◆ DOCUMENT EXCERPT:
☆ ☆ ☆ ☆ ☆ ☆ ☆
S-adenosyl-l-methionine protection of acetaminophen mediated oxidative stress and identification of hepatic 4-hydroxynonenal protein adducts by mass spectrometry.

Acetaminophen (APAP) hepatotoxicity is protected by S-adenosyl-l-methionine (SAMe) treatment 1hour (h) after APAP in C57/Bl6 mice. This study examined protein carbonylation as well as mitochondrial and cytosolic protein adduction by 4-hydroxynonenal (4-HNE) using mass spectrometry (MS) analysis. Additional studies investigated the leakage of mitochondrial proteins and 4-HNE adduction of these proteins. Male C57/Bl6 mice (n=5/group) were divided into the following groups and treated as indicated: Veh (15ml/kg water, ip), SAMe (1.25mmol/kg, ip), APAP (250mg/kg), and SAMe given 1h after APAP (S+A). APAP toxicity was confirmed by an increase (p<0.05) in plasma ALT (U/l) and liver weight/10g body weight relative to the Veh, SAMe and S+A groups 4h following APAP treatment. SAMe administered 1h post-APAP partially corrected APAP hepatotoxicity as ALT and liver weight/10g body weights were lower in the S+A group compared the APAP group. APAP induced leakage of the mitochondrial protein, carbamoyl phosphate synthase-1 (CPS-1) into the cytosol and which was reduced in the S+A group. SAMe further reduced the extent of APAP mediated 4-HNE adduction of CPS-1. MS analysis of hepatic and mitochondrial subcellular fractions identified proteins from APAP treated mice. Site specific 4-HNE adducts were identified on mitochondrial proteins sarcosine dehydrogenase and carbamoyl phosphate synthase-1 (CPS-1). In summary, APAP is associated with 4-HNE adduction of proteins as identified by MS analysis and that CPS-1 leakage was greater in APAP treated mice. SAMe reduced the extent of 4-HNE adduction of proteins as well as leakage of CPS-1.
☆ ☆ ☆ ☆ ☆ ☆ ☆
◆ INFORMATION PROVIDED:
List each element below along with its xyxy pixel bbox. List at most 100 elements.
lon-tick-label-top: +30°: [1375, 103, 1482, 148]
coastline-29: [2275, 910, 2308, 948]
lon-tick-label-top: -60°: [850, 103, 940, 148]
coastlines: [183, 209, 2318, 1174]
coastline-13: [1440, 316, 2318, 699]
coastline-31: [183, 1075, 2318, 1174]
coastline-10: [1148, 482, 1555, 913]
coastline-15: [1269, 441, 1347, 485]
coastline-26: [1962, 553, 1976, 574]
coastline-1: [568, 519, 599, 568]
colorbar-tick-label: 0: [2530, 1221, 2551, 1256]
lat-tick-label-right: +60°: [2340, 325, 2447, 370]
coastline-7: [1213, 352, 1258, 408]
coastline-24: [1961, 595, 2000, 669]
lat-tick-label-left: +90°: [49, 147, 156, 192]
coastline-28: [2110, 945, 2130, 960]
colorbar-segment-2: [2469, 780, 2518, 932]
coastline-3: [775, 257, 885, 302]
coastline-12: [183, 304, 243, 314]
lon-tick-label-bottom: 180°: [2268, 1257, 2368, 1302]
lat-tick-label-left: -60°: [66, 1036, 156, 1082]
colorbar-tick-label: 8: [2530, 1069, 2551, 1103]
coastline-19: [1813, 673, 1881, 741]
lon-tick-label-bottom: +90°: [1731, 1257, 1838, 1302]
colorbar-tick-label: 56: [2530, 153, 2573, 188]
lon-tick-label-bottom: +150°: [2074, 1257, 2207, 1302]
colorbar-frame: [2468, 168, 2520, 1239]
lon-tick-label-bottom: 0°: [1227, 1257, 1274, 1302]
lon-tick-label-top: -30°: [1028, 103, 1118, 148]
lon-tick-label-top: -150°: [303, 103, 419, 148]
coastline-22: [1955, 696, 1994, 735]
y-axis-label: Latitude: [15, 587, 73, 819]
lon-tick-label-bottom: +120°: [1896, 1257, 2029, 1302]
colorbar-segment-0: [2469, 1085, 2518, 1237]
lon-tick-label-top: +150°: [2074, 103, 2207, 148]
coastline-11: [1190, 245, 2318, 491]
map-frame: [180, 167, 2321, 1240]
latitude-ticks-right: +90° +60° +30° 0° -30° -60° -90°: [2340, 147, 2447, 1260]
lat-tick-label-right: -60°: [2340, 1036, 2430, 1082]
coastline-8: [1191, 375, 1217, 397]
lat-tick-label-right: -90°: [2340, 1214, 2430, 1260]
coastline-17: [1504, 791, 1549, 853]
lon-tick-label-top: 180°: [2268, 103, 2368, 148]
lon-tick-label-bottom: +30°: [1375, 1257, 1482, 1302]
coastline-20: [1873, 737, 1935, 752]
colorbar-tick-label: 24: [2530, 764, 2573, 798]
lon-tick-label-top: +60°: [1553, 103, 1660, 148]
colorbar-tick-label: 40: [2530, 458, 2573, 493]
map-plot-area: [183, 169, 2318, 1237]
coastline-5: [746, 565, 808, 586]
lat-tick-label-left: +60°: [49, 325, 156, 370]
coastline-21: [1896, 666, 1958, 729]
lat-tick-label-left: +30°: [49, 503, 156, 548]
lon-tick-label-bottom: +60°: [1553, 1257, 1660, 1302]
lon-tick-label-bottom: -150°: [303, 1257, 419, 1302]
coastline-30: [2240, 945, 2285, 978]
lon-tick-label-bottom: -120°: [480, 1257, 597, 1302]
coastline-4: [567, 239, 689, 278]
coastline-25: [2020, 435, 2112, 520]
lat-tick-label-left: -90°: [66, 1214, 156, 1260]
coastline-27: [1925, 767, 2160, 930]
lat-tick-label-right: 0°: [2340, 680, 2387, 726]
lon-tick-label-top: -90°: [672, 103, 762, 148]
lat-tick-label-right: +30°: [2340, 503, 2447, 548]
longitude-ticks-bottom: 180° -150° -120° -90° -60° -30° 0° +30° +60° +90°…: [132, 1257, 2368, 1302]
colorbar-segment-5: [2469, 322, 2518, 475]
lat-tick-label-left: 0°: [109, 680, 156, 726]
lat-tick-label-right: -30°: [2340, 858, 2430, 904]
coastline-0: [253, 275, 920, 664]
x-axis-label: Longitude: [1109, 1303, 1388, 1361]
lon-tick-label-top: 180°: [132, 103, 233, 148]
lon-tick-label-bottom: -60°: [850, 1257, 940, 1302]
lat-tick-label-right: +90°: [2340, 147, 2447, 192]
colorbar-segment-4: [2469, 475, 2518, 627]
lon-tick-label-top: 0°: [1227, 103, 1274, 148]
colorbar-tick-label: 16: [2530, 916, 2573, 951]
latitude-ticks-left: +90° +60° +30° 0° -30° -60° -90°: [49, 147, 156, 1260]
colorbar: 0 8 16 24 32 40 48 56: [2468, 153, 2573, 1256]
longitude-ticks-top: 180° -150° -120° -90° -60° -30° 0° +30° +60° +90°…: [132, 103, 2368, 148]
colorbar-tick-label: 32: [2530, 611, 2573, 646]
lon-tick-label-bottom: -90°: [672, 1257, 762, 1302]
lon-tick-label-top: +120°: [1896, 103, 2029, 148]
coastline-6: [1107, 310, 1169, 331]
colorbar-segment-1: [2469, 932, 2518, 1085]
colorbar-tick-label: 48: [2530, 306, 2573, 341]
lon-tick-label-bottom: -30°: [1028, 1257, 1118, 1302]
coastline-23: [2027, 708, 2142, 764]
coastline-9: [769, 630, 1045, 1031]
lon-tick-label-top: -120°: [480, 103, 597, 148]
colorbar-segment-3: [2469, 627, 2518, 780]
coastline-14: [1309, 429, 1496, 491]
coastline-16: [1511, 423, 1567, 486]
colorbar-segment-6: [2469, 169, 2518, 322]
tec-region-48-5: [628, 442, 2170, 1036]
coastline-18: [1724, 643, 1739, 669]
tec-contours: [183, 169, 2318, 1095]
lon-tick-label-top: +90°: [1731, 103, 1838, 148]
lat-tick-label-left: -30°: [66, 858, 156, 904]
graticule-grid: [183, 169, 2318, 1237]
☆ ☆ ☆ ☆ ☆ ☆ ☆
◆ TASK TO CARRY OUT: Does the abstract on acetaminophen toxicity support each statement below? (a) In the S+A group, SAMe was given 1 hour after APAP. (b) SAMe given after APAP fully corrected APAP hepatotoxicity. (c) Site specific 4-HNE adducts were identified on sarcosine dehydrogenase. Answer yes or no for each, and quote the deciding words. The entries have no connection to the abstract on acetaminophen toxicity.

◆ SOLUTION:
(a) Yes: "SAMe given 1h after APAP (S+A)"
(b) No: "SAMe administered 1h post-APAP partially corrected APAP hepatotoxicity"
(c) Yes: "Site specific 4-HNE adducts were identified on mitochondrial proteins sarcosine dehydrogenase and carbamoyl phosphate synthase-1 (CPS-1)"